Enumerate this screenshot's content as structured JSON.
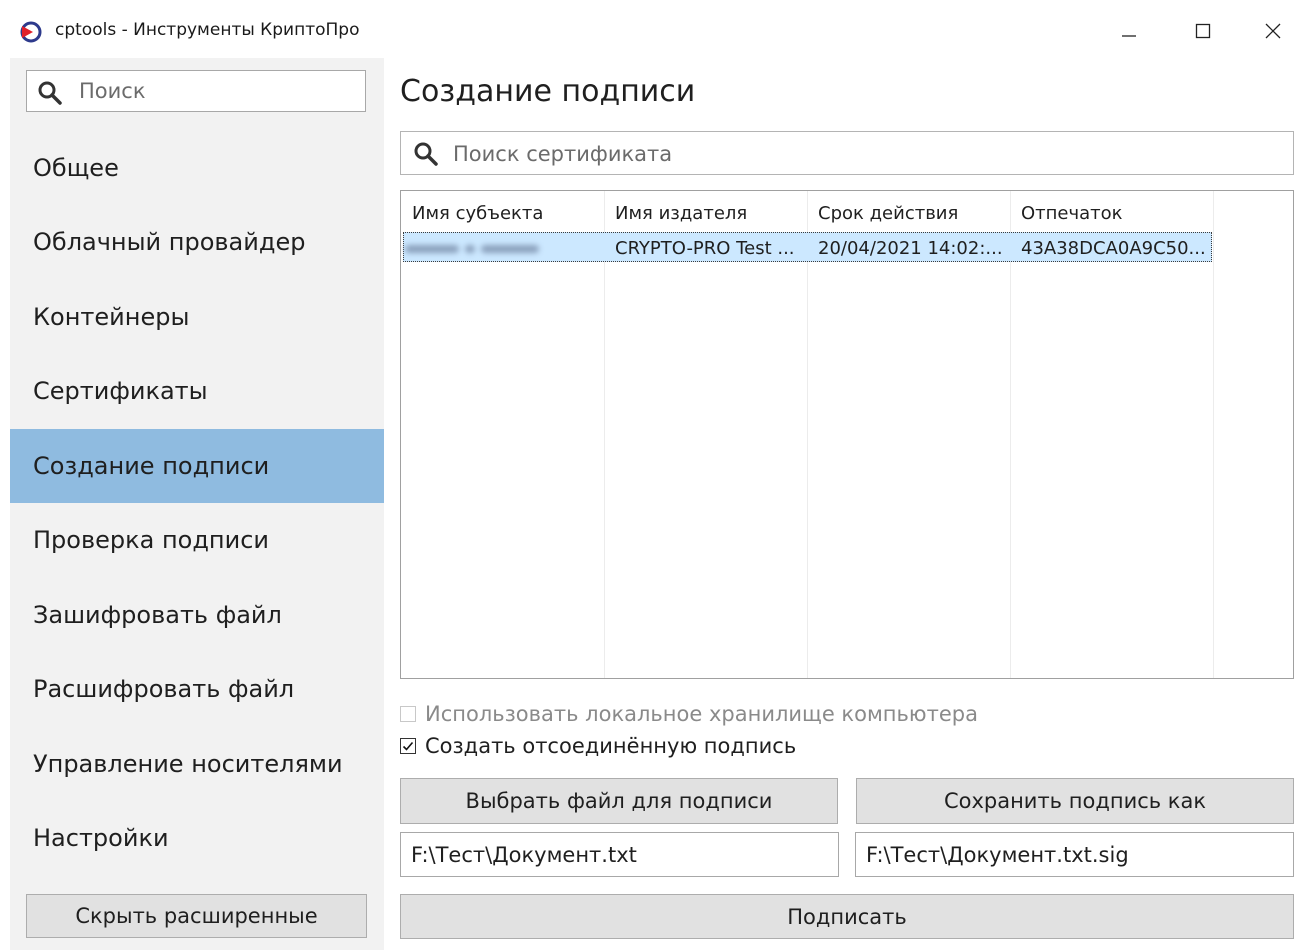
{
  "window": {
    "title": "cptools - Инструменты КриптоПро",
    "controls": [
      "minimize",
      "maximize",
      "close"
    ]
  },
  "sidebar": {
    "search_placeholder": "Поиск",
    "items": [
      {
        "label": "Общее"
      },
      {
        "label": "Облачный провайдер"
      },
      {
        "label": "Контейнеры"
      },
      {
        "label": "Сертификаты"
      },
      {
        "label": "Создание подписи",
        "active": true
      },
      {
        "label": "Проверка подписи"
      },
      {
        "label": "Зашифровать файл"
      },
      {
        "label": "Расшифровать файл"
      },
      {
        "label": "Управление носителями"
      },
      {
        "label": "Настройки"
      }
    ],
    "hide_button": "Скрыть расширенные"
  },
  "main": {
    "title": "Создание подписи",
    "cert_search_placeholder": "Поиск сертификата",
    "table": {
      "columns": [
        "Имя субъекта",
        "Имя издателя",
        "Срок действия",
        "Отпечаток"
      ],
      "rows": [
        {
          "subject": "",
          "subject_blurred": true,
          "issuer": "CRYPTO-PRO Test ...",
          "valid_until": "20/04/2021 14:02:...",
          "thumbprint": "43A38DCA0A9C50...",
          "selected": true
        }
      ]
    },
    "use_local_store": {
      "label": "Использовать локальное хранилище компьютера",
      "checked": false,
      "disabled": true
    },
    "detached_signature": {
      "label": "Создать отсоединённую подпись",
      "checked": true,
      "disabled": false
    },
    "choose_file_button": "Выбрать файл для подписи",
    "save_as_button": "Сохранить подпись как",
    "input_file": "F:\\Тест\\Документ.txt",
    "output_file": "F:\\Тест\\Документ.txt.sig",
    "sign_button": "Подписать"
  },
  "colors": {
    "active_nav": "#8fbbe0",
    "selected_row": "#cce8ff",
    "sidebar_bg": "#f2f2f2",
    "button_bg": "#e1e1e1"
  }
}
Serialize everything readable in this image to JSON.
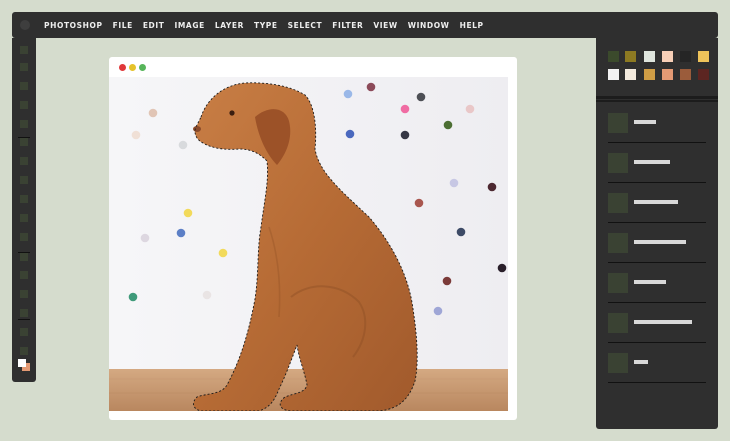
{
  "menubar": {
    "items": [
      "PHOTOSHOP",
      "FILE",
      "EDIT",
      "IMAGE",
      "LAYER",
      "TYPE",
      "SELECT",
      "FILTER",
      "VIEW",
      "WINDOW",
      "HELP"
    ]
  },
  "toolbar": {
    "tool_count": 20,
    "foreground_color": "#ffffff",
    "background_color": "#e49a74"
  },
  "swatches": {
    "row1": [
      "#3b4a2c",
      "#8d7a22",
      "#dfe5dd",
      "#f7cfb7",
      "#252525",
      "#eec35a"
    ],
    "row2": [
      "#f2f2f2",
      "#f3eadd",
      "#cf9d45",
      "#e49a74",
      "#9b5c3b",
      "#5c2521"
    ]
  },
  "layers": {
    "count": 7
  },
  "document": {
    "window_buttons": [
      "close",
      "minimize",
      "maximize"
    ],
    "window_button_colors": [
      "#e0383a",
      "#e5c22a",
      "#57b55a"
    ],
    "image_subject": "dog",
    "confetti_colors": [
      "#e1c5b5",
      "#f0e0d6",
      "#d8dadd",
      "#f2da5b",
      "#5c7fc6",
      "#ddd7e0",
      "#3f9a7a",
      "#f2da5b",
      "#e9e4e4",
      "#8c4a59",
      "#f06ca3",
      "#4d4f55",
      "#4c6e33",
      "#9ab8e8",
      "#4a68be",
      "#363745",
      "#c7c7e4",
      "#4c2830",
      "#a9564e",
      "#3d4a66",
      "#7b3a39",
      "#9fa6d6",
      "#291f2a",
      "#e9c7c8"
    ]
  }
}
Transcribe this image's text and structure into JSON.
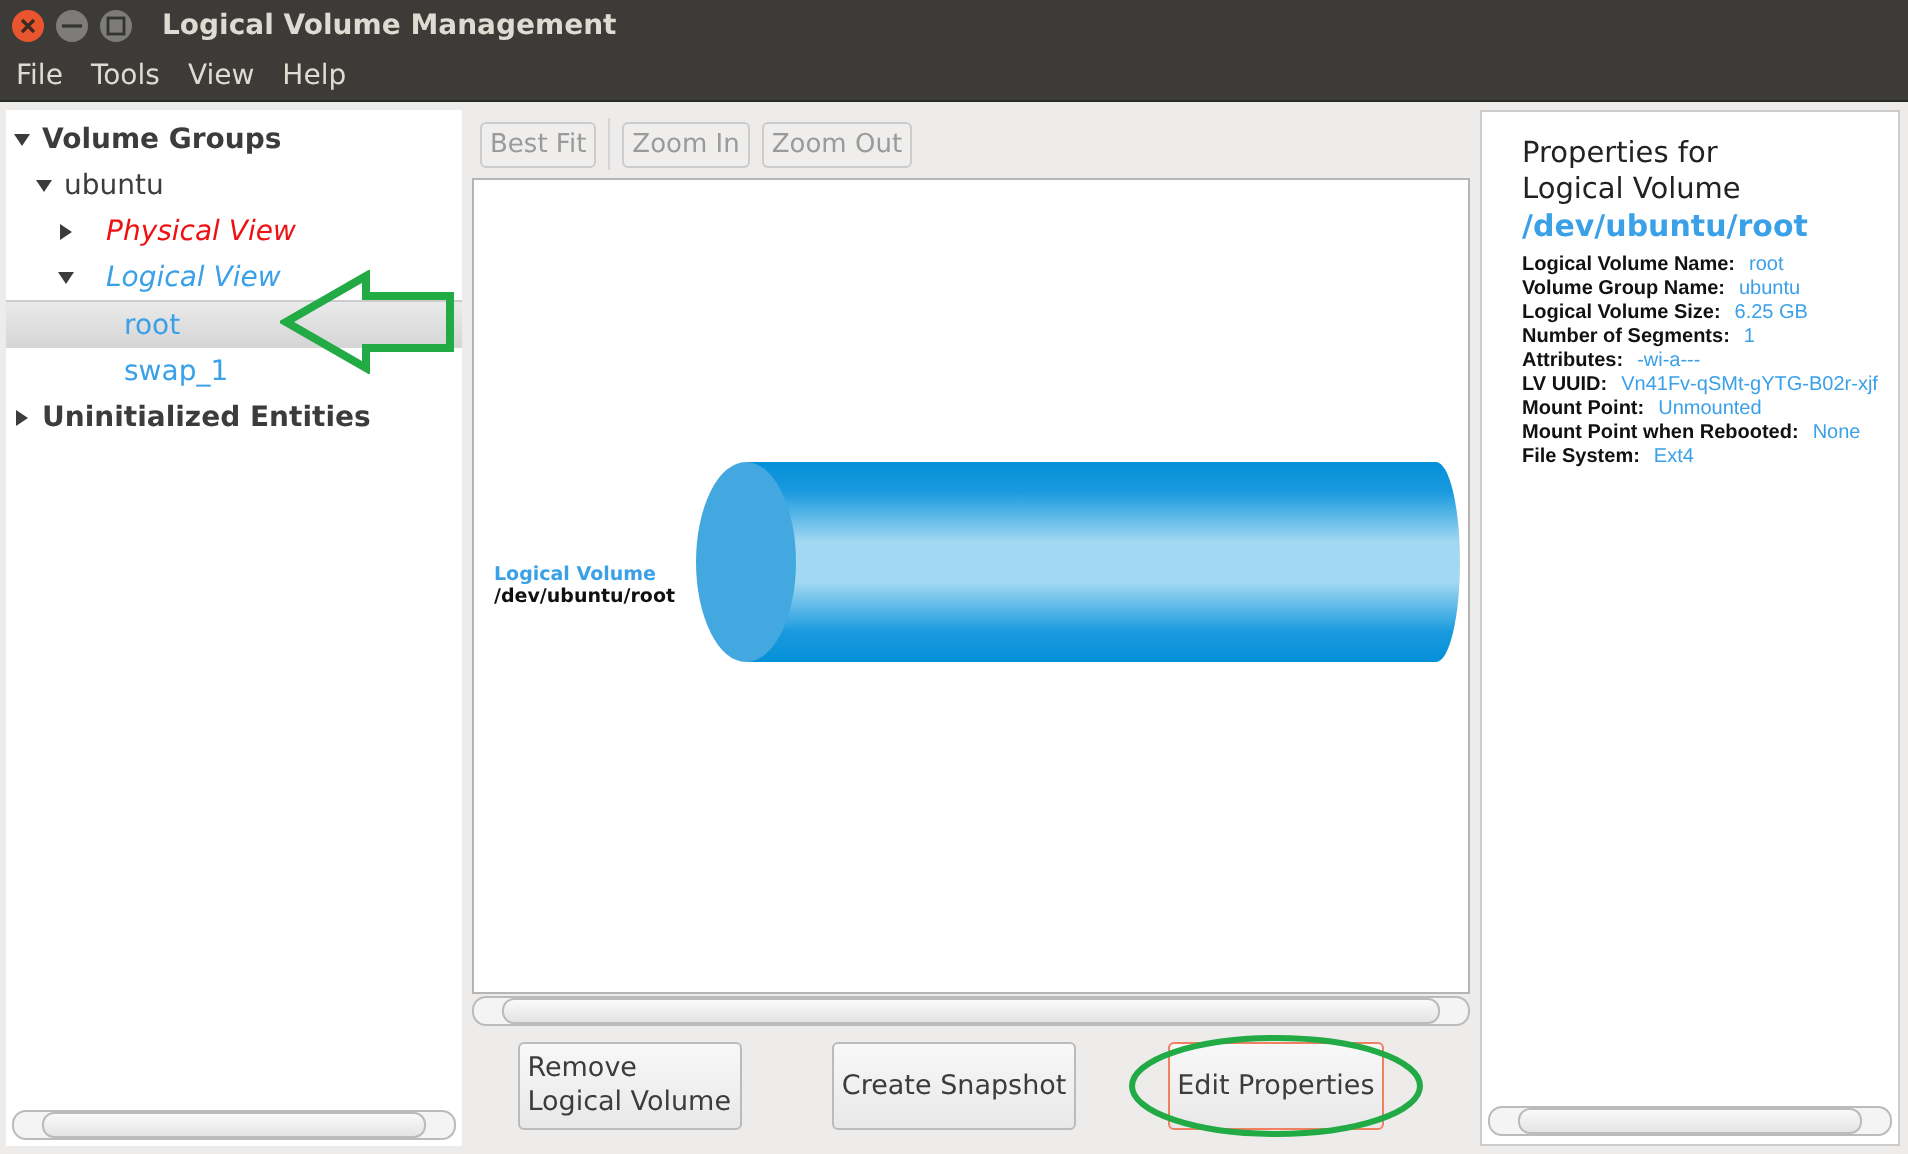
{
  "window": {
    "title": "Logical Volume Management"
  },
  "menu": [
    "File",
    "Tools",
    "View",
    "Help"
  ],
  "tree": [
    {
      "label": "Volume Groups",
      "kind": "heading",
      "expanded": true,
      "selected": false,
      "color": "#3c3c3c",
      "children": [
        {
          "label": "ubuntu",
          "kind": "group",
          "expanded": true,
          "selected": false,
          "color": "#3c3c3c",
          "children": [
            {
              "label": "Physical View",
              "kind": "view",
              "expanded": false,
              "selected": false,
              "color": "#ee1111"
            },
            {
              "label": "Logical View",
              "kind": "view",
              "expanded": true,
              "selected": false,
              "color": "#3aa0e8",
              "children": [
                {
                  "label": "root",
                  "kind": "volume",
                  "selected": true,
                  "color": "#3aa0e8"
                },
                {
                  "label": "swap_1",
                  "kind": "volume",
                  "selected": false,
                  "color": "#3aa0e8"
                }
              ]
            }
          ]
        }
      ]
    },
    {
      "label": "Uninitialized Entities",
      "kind": "heading",
      "expanded": false,
      "selected": false,
      "color": "#3c3c3c"
    }
  ],
  "toolbar": [
    {
      "label": "Best Fit",
      "disabled": true
    },
    {
      "label": "Zoom In",
      "disabled": true
    },
    {
      "label": "Zoom Out",
      "disabled": true
    }
  ],
  "canvas": {
    "kind_label": "Logical Volume",
    "path": "/dev/ubuntu/root"
  },
  "actions": [
    {
      "label": "Remove\nLogical Volume",
      "focused": false
    },
    {
      "label": "Create Snapshot",
      "focused": false
    },
    {
      "label": "Edit Properties",
      "focused": true
    }
  ],
  "properties": {
    "title": "Properties for\nLogical Volume",
    "path": "/dev/ubuntu/root",
    "fields": [
      {
        "label": "Logical Volume Name:",
        "value": "root"
      },
      {
        "label": "Volume Group Name:",
        "value": "ubuntu"
      },
      {
        "label": "Logical Volume Size:",
        "value": "6.25 GB"
      },
      {
        "label": "Number of Segments:",
        "value": "1"
      },
      {
        "label": "Attributes:",
        "value": "-wi-a---"
      },
      {
        "label": "LV UUID:",
        "value": "Vn41Fv-qSMt-gYTG-B02r-xjf"
      },
      {
        "label": "Mount Point:",
        "value": "Unmounted"
      },
      {
        "label": "Mount Point when Rebooted:",
        "value": "None"
      },
      {
        "label": "File System:",
        "value": "Ext4"
      }
    ]
  }
}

- - - -

→ **WHAT TO PRODUCE**:
Copy each line holding the word "expanded" from the listing above.

→ **RESPONSE**:
      "expanded": true,
          "expanded": true,
              "expanded": false,
              "expanded": true,
      "expanded": false,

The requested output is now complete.